===== Records provided =====
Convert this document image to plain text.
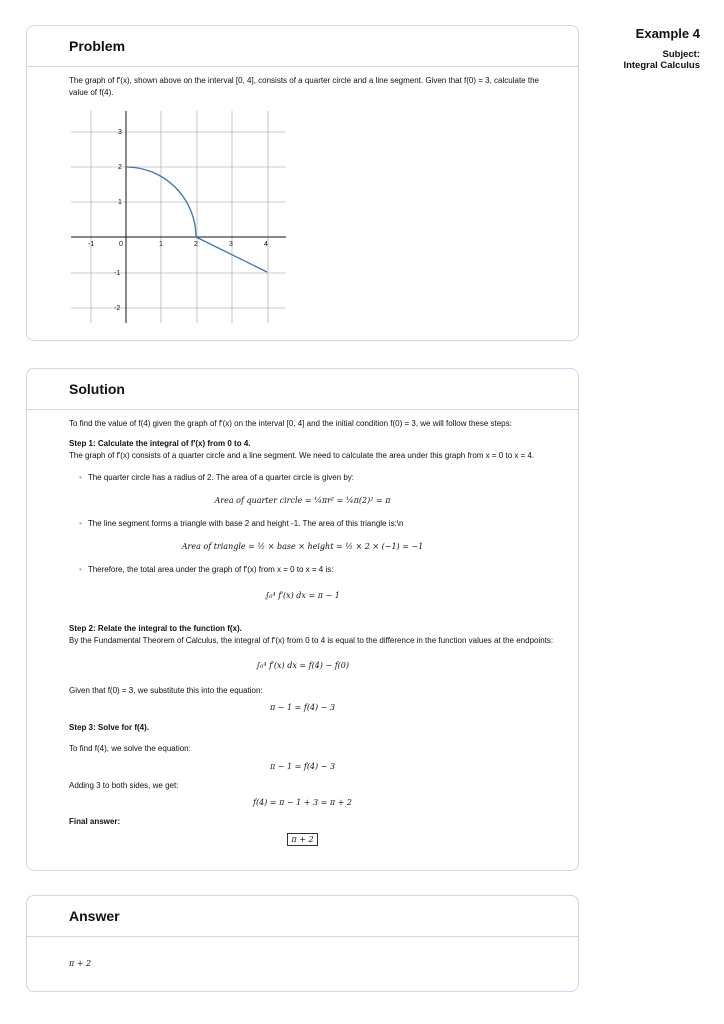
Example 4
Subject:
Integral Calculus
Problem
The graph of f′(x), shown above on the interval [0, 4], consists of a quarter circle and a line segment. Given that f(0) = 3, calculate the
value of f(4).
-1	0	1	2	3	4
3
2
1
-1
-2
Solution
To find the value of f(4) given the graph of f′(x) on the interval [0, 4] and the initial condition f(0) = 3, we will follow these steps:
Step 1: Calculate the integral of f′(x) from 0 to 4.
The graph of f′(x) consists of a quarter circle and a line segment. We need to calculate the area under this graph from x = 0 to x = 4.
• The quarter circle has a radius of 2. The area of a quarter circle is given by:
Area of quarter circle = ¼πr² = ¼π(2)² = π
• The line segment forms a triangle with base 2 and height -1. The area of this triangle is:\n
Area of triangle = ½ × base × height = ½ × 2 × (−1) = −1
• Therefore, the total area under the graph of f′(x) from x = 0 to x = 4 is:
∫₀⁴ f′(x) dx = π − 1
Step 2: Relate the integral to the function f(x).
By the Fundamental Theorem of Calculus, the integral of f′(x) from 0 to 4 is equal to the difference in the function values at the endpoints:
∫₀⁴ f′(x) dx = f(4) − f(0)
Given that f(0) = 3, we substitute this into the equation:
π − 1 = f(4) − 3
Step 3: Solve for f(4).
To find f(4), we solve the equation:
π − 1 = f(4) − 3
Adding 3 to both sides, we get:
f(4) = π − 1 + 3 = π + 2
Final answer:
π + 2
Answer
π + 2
=====
> [The problem]
Drop the pictures and reproduce the rest of the entries above exactly.

> [Output below]
Convert this document image to plain text.
Example 4
Subject:
Integral Calculus
Problem
The graph of f′(x), shown above on the interval [0, 4], consists of a quarter circle and a line segment. Given that f(0) = 3, calculate the
value of f(4).
-1	0	1	2	3	4
3
2
1
-1
-2
Solution
To find the value of f(4) given the graph of f′(x) on the interval [0, 4] and the initial condition f(0) = 3, we will follow these steps:
Step 1: Calculate the integral of f′(x) from 0 to 4.
The graph of f′(x) consists of a quarter circle and a line segment. We need to calculate the area under this graph from x = 0 to x = 4.
• The quarter circle has a radius of 2. The area of a quarter circle is given by:
Area of quarter circle = ¼πr² = ¼π(2)² = π
• The line segment forms a triangle with base 2 and height -1. The area of this triangle is:\n
Area of triangle = ½ × base × height = ½ × 2 × (−1) = −1
• Therefore, the total area under the graph of f′(x) from x = 0 to x = 4 is:
∫₀⁴ f′(x) dx = π − 1
Step 2: Relate the integral to the function f(x).
By the Fundamental Theorem of Calculus, the integral of f′(x) from 0 to 4 is equal to the difference in the function values at the endpoints:
∫₀⁴ f′(x) dx = f(4) − f(0)
Given that f(0) = 3, we substitute this into the equation:
π − 1 = f(4) − 3
Step 3: Solve for f(4).
To find f(4), we solve the equation:
π − 1 = f(4) − 3
Adding 3 to both sides, we get:
f(4) = π − 1 + 3 = π + 2
Final answer:
π + 2
Answer
π + 2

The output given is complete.